**Do this:** The records below must be duplicated exactly, character for character.

## Begin Supplied information

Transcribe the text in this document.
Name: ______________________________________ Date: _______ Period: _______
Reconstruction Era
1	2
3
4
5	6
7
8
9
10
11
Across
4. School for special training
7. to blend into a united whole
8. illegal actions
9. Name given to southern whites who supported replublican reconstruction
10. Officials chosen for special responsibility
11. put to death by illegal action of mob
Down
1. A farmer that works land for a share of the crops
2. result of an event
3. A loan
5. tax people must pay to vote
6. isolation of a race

## End Supplied information

**Reply:**
Transcribe the text in this document.
Name: ______________________________________ Date: _______ Period: _______
Reconstruction Era
1	2
3
4
5	6
7
8
9
10
11
Across
4. School for special training
7. to blend into a united whole
8. illegal actions
9. Name given to southern whites who supported replublican reconstruction
10. Officials chosen for special responsibility
11. put to death by illegal action of mob
Down
1. A farmer that works land for a share of the crops
2. result of an event
3. A loan
5. tax people must pay to vote
6. isolation of a race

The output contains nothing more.